Region boundary data:
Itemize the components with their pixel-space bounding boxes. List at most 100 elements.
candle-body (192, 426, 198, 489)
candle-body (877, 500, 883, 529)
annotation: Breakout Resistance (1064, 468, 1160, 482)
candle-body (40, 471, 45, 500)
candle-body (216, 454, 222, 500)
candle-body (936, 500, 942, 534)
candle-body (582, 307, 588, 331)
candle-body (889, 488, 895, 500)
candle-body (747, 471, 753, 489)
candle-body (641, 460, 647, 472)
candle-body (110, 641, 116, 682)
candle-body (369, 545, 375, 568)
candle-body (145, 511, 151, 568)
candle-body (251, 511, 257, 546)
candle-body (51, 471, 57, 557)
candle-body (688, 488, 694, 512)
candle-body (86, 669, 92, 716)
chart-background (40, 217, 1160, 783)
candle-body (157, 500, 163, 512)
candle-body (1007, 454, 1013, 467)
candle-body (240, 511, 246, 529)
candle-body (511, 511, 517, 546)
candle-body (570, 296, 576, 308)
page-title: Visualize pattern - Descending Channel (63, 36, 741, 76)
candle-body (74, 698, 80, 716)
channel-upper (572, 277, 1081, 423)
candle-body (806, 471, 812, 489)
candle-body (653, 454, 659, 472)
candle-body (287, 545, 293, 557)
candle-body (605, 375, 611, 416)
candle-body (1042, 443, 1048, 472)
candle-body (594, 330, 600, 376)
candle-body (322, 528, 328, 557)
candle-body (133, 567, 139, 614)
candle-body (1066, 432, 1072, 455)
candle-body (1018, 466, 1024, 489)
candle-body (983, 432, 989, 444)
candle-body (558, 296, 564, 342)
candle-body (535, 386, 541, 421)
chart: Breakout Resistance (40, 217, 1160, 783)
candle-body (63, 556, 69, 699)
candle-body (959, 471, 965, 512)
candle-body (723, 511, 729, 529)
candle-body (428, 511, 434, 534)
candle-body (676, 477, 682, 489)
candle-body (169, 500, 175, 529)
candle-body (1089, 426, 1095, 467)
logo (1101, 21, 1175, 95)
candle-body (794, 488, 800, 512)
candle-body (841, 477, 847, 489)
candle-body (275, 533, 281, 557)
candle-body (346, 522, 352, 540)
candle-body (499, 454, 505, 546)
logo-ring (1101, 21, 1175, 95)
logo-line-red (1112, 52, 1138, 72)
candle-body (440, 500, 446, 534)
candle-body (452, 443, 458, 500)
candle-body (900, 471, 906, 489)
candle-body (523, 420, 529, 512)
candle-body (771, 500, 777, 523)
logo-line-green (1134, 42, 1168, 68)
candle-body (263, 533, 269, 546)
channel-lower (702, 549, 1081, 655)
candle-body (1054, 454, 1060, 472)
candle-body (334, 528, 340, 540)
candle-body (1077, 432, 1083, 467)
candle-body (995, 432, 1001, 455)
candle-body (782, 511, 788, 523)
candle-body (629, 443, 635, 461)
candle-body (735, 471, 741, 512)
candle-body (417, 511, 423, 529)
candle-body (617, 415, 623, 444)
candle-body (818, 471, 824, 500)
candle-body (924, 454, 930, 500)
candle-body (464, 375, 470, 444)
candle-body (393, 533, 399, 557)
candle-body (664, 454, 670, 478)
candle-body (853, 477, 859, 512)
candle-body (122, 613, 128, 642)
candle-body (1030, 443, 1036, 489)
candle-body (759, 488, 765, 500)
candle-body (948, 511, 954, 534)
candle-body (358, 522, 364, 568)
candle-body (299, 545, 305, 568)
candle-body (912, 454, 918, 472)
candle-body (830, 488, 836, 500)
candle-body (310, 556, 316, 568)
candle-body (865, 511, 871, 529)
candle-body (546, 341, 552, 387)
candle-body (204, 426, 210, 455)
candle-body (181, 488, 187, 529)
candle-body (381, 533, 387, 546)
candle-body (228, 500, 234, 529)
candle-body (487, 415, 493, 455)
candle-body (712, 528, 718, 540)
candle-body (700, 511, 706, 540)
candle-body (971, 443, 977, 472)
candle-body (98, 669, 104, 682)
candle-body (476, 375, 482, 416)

Task prompt: Please copy the records again, substituting "Resistance Line" for "Breakout Resistance" wherever it occurs and leaving everything else untouched.

Reply to the exercise:
Itemize the components with their pixel-space bounding boxes. List at most 100 elements.
candle-body (192, 426, 198, 489)
candle-body (877, 500, 883, 529)
annotation: Resistance Line (1064, 468, 1160, 482)
candle-body (40, 471, 45, 500)
candle-body (216, 454, 222, 500)
candle-body (936, 500, 942, 534)
candle-body (582, 307, 588, 331)
candle-body (889, 488, 895, 500)
candle-body (747, 471, 753, 489)
candle-body (641, 460, 647, 472)
candle-body (110, 641, 116, 682)
candle-body (369, 545, 375, 568)
candle-body (145, 511, 151, 568)
candle-body (251, 511, 257, 546)
candle-body (51, 471, 57, 557)
candle-body (688, 488, 694, 512)
candle-body (86, 669, 92, 716)
chart-background (40, 217, 1160, 783)
candle-body (157, 500, 163, 512)
candle-body (1007, 454, 1013, 467)
candle-body (240, 511, 246, 529)
candle-body (511, 511, 517, 546)
candle-body (570, 296, 576, 308)
page-title: Visualize pattern - Descending Channel (63, 36, 741, 76)
candle-body (74, 698, 80, 716)
channel-upper (572, 277, 1081, 423)
candle-body (806, 471, 812, 489)
candle-body (653, 454, 659, 472)
candle-body (287, 545, 293, 557)
candle-body (605, 375, 611, 416)
candle-body (1042, 443, 1048, 472)
candle-body (594, 330, 600, 376)
candle-body (322, 528, 328, 557)
candle-body (133, 567, 139, 614)
candle-body (1066, 432, 1072, 455)
candle-body (1018, 466, 1024, 489)
candle-body (983, 432, 989, 444)
candle-body (558, 296, 564, 342)
candle-body (535, 386, 541, 421)
chart: Resistance Line (40, 217, 1160, 783)
candle-body (63, 556, 69, 699)
candle-body (959, 471, 965, 512)
candle-body (723, 511, 729, 529)
candle-body (428, 511, 434, 534)
candle-body (676, 477, 682, 489)
candle-body (169, 500, 175, 529)
candle-body (1089, 426, 1095, 467)
logo (1101, 21, 1175, 95)
candle-body (794, 488, 800, 512)
candle-body (841, 477, 847, 489)
candle-body (275, 533, 281, 557)
candle-body (346, 522, 352, 540)
candle-body (499, 454, 505, 546)
logo-ring (1101, 21, 1175, 95)
logo-line-red (1112, 52, 1138, 72)
candle-body (440, 500, 446, 534)
candle-body (452, 443, 458, 500)
candle-body (900, 471, 906, 489)
candle-body (523, 420, 529, 512)
candle-body (771, 500, 777, 523)
logo-line-green (1134, 42, 1168, 68)
candle-body (263, 533, 269, 546)
channel-lower (702, 549, 1081, 655)
candle-body (1054, 454, 1060, 472)
candle-body (334, 528, 340, 540)
candle-body (1077, 432, 1083, 467)
candle-body (995, 432, 1001, 455)
candle-body (782, 511, 788, 523)
candle-body (629, 443, 635, 461)
candle-body (735, 471, 741, 512)
candle-body (417, 511, 423, 529)
candle-body (617, 415, 623, 444)
candle-body (818, 471, 824, 500)
candle-body (924, 454, 930, 500)
candle-body (464, 375, 470, 444)
candle-body (393, 533, 399, 557)
candle-body (664, 454, 670, 478)
candle-body (853, 477, 859, 512)
candle-body (122, 613, 128, 642)
candle-body (1030, 443, 1036, 489)
candle-body (759, 488, 765, 500)
candle-body (948, 511, 954, 534)
candle-body (358, 522, 364, 568)
candle-body (299, 545, 305, 568)
candle-body (912, 454, 918, 472)
candle-body (830, 488, 836, 500)
candle-body (310, 556, 316, 568)
candle-body (865, 511, 871, 529)
candle-body (546, 341, 552, 387)
candle-body (204, 426, 210, 455)
candle-body (181, 488, 187, 529)
candle-body (381, 533, 387, 546)
candle-body (228, 500, 234, 529)
candle-body (487, 415, 493, 455)
candle-body (712, 528, 718, 540)
candle-body (700, 511, 706, 540)
candle-body (971, 443, 977, 472)
candle-body (98, 669, 104, 682)
candle-body (476, 375, 482, 416)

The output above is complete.